_Data shown:_
****************************************
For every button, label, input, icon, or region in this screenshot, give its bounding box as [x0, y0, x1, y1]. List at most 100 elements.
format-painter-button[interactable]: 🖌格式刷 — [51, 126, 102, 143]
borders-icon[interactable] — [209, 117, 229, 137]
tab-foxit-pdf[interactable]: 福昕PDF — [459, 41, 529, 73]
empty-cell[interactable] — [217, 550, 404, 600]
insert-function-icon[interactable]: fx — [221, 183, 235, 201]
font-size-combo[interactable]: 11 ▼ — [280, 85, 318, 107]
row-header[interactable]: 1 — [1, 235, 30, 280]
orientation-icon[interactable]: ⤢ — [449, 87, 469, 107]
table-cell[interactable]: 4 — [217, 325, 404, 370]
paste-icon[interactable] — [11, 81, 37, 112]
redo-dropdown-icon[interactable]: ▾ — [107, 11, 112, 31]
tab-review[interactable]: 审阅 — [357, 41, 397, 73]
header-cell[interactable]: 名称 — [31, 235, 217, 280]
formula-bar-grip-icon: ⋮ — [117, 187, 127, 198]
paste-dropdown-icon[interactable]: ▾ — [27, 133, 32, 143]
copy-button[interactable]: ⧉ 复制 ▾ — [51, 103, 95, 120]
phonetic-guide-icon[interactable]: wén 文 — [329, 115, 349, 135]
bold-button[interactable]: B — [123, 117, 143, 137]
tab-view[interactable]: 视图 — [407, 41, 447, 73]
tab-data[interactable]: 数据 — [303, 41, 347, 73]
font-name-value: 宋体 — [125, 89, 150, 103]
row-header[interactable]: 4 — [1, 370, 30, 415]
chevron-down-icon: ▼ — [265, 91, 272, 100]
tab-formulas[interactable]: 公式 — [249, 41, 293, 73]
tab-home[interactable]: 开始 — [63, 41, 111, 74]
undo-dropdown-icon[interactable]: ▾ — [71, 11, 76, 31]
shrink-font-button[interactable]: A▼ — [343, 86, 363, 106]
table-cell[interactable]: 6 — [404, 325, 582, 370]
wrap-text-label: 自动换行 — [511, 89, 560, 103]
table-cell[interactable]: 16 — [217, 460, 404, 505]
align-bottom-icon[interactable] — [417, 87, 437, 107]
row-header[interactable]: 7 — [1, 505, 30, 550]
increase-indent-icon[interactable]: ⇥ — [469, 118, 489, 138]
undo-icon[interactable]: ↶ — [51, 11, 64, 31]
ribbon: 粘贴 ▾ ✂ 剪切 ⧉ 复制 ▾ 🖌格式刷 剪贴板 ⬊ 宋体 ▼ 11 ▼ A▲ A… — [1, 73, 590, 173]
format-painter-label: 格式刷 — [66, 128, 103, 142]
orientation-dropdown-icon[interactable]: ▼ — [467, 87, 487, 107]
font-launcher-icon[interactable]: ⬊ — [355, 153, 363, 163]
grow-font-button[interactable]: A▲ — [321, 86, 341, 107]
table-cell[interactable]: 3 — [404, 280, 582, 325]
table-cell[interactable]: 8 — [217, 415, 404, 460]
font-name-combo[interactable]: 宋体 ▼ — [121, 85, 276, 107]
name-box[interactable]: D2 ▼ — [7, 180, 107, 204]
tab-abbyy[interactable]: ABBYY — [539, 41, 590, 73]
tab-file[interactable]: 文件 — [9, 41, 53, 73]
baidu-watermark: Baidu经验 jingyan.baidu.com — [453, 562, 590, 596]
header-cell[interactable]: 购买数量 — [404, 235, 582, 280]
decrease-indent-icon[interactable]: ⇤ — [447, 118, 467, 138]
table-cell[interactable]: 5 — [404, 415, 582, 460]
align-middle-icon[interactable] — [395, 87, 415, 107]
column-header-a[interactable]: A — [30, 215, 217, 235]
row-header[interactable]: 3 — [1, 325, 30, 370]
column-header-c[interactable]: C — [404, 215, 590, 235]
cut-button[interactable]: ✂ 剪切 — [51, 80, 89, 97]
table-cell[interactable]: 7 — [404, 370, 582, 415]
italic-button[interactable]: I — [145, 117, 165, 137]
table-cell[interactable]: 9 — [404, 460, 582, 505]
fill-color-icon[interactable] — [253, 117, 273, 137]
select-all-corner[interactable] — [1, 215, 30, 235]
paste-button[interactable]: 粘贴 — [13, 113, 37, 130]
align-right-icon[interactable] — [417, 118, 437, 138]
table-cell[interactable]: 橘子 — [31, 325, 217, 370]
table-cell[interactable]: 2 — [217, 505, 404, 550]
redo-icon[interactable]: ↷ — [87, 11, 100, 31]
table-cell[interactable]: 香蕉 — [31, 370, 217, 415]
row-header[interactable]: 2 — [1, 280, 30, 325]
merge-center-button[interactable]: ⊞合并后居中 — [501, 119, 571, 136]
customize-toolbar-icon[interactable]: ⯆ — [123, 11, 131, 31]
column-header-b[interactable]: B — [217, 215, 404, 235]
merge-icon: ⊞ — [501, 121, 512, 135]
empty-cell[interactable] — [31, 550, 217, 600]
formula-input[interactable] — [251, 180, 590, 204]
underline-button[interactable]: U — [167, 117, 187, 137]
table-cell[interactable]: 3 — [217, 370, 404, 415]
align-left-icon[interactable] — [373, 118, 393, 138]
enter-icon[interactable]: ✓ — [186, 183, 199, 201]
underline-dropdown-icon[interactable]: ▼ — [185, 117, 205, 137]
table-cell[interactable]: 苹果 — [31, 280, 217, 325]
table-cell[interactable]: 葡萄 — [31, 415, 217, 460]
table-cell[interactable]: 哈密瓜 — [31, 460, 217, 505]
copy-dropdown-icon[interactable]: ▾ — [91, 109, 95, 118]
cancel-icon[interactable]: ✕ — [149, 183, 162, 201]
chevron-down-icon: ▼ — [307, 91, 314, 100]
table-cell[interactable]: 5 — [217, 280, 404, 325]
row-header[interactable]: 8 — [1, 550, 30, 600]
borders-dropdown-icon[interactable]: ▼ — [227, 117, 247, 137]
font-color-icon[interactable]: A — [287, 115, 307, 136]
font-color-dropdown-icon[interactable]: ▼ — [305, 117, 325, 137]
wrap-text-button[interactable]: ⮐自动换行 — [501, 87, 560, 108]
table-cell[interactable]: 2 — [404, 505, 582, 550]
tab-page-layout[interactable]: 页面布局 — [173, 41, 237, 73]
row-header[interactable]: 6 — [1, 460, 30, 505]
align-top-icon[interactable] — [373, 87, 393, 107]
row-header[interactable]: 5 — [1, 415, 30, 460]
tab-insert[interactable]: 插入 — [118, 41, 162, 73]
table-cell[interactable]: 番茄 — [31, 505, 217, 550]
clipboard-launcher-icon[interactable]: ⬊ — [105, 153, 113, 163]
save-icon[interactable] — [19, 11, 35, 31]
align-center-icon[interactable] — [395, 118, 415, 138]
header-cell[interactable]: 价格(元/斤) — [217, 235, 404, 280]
****************************************
_Aim:_
Give the records from the very first line through the line containing "insert-function-icon[interactable]: fx —" as a Markdown table with two columns, Number and Record line, numbering each row and omitting blank lines.

_The completed task:_
| Number | Record line |
|---|---|
| 1 | For every button, label, input, icon, or region in this screenshot, give its bounding box as [x0, y0, x1, y1]. List at most 100 elements. |
| 2 | format-painter-button[interactable]: 🖌格式刷 — [51, 126, 102, 143] |
| 3 | borders-icon[interactable] — [209, 117, 229, 137] |
| 4 | tab-foxit-pdf[interactable]: 福昕PDF — [459, 41, 529, 73] |
| 5 | empty-cell[interactable] — [217, 550, 404, 600] |
| 6 | insert-function-icon[interactable]: fx — [221, 183, 235, 201] |